### Exercise directions
Collect the lines of the entries where "dashed" shows up.

##### Provided material #####

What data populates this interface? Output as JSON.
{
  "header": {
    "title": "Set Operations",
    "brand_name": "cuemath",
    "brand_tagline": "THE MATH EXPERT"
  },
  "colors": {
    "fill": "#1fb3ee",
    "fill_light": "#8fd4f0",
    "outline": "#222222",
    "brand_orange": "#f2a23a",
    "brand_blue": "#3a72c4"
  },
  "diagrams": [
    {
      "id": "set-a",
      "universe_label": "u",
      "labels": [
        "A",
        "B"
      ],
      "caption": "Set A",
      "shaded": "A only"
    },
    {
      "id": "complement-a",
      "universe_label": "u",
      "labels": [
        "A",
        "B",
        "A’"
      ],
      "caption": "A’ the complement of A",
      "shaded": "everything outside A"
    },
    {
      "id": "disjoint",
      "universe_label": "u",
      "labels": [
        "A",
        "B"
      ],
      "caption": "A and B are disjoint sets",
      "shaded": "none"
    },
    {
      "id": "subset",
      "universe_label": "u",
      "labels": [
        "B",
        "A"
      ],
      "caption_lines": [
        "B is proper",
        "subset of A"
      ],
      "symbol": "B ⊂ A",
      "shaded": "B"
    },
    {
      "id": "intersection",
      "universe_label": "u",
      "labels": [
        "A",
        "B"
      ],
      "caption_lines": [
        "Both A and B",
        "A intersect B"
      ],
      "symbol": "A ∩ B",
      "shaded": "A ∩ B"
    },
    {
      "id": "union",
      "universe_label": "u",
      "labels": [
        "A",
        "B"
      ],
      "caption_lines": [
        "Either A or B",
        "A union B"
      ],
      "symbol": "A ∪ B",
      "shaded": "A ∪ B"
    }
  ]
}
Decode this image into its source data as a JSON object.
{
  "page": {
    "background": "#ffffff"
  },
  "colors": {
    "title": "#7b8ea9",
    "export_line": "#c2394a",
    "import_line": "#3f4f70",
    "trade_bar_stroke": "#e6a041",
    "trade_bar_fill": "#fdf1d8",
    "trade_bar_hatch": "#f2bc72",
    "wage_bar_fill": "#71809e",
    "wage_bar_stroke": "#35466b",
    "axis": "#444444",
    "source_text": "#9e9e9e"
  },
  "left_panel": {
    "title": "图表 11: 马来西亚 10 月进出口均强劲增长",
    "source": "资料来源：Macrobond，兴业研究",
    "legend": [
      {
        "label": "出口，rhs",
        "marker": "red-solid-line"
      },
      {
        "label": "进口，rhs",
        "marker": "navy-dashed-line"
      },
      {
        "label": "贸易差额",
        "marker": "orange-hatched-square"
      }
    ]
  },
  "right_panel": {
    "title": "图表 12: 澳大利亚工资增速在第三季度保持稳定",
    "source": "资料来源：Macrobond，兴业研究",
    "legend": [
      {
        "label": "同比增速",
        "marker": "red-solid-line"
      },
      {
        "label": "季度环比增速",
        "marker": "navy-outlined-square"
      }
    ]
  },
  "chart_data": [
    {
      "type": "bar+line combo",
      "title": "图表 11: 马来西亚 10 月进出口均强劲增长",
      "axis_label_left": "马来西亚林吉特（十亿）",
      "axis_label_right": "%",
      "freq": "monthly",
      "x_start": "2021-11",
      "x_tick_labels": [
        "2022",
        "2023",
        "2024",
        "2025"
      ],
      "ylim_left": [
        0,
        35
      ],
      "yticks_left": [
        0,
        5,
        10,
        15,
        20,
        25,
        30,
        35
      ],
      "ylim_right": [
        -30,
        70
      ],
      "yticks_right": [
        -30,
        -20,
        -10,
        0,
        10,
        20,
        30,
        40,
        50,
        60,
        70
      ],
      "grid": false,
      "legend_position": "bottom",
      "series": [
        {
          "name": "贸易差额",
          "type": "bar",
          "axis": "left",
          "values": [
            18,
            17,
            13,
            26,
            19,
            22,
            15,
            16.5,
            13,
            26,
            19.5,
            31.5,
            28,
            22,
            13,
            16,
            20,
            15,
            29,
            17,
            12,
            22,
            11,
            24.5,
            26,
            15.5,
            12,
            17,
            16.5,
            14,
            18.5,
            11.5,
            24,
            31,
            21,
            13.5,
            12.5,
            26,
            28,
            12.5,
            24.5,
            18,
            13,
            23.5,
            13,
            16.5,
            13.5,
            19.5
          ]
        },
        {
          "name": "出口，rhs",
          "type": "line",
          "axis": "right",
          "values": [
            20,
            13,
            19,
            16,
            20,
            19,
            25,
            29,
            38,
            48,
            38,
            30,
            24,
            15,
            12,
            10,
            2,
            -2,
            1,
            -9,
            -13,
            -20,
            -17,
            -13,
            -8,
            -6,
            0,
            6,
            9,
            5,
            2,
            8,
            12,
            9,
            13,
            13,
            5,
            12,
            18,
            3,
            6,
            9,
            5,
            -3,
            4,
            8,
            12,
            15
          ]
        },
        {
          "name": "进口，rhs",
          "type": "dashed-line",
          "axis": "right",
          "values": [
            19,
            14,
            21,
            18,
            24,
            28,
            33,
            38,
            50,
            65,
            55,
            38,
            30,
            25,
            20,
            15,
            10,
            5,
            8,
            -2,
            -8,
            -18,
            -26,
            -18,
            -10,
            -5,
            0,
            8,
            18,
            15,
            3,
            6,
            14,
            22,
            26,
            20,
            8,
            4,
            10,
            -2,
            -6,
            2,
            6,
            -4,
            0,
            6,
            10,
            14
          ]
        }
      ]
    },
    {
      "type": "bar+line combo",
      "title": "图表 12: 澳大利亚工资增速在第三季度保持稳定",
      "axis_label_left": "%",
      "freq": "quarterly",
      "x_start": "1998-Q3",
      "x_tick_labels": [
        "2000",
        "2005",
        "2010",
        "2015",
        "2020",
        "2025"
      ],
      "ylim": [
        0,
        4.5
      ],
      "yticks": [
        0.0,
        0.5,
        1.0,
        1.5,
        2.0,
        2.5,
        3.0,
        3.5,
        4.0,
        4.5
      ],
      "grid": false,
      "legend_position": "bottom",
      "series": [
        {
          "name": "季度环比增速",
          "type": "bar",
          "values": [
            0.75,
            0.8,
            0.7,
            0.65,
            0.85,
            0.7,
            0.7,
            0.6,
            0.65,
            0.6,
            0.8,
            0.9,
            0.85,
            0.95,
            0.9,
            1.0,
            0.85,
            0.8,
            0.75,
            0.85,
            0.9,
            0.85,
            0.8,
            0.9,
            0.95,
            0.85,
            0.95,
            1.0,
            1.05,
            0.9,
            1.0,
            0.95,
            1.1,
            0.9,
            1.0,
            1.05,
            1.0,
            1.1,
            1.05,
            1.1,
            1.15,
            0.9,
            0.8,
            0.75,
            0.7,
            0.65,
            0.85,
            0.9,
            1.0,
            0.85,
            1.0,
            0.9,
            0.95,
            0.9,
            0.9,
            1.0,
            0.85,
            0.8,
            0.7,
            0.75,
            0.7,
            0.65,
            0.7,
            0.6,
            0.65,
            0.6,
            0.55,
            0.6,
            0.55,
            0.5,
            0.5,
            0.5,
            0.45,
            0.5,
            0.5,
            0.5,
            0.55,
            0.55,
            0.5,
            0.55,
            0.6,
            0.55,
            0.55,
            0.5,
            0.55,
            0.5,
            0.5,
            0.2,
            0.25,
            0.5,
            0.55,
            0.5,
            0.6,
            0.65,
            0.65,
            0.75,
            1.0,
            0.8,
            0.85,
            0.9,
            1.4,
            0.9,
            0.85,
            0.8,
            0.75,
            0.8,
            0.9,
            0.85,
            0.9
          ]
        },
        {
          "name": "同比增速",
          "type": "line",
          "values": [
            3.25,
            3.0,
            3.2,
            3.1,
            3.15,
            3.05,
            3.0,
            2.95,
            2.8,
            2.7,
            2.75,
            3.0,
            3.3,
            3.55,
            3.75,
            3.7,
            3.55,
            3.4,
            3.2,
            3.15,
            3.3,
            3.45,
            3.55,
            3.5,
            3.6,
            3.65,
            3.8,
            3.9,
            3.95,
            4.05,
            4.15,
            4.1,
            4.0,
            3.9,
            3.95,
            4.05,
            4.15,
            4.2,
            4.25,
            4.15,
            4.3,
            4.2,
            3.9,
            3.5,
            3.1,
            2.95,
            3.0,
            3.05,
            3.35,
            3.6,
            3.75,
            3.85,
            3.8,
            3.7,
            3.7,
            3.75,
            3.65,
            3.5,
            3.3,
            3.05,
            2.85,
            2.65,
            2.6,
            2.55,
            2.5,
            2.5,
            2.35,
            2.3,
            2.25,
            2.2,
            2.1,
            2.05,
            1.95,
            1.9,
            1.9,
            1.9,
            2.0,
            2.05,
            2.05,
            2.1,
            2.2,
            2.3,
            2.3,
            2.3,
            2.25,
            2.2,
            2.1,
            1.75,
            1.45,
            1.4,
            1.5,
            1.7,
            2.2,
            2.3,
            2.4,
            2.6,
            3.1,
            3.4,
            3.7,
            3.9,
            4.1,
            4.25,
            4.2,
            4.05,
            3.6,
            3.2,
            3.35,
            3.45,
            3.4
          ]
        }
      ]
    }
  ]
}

#####

### Reply
        "marker": "navy-dashed-line"
          "type": "dashed-line",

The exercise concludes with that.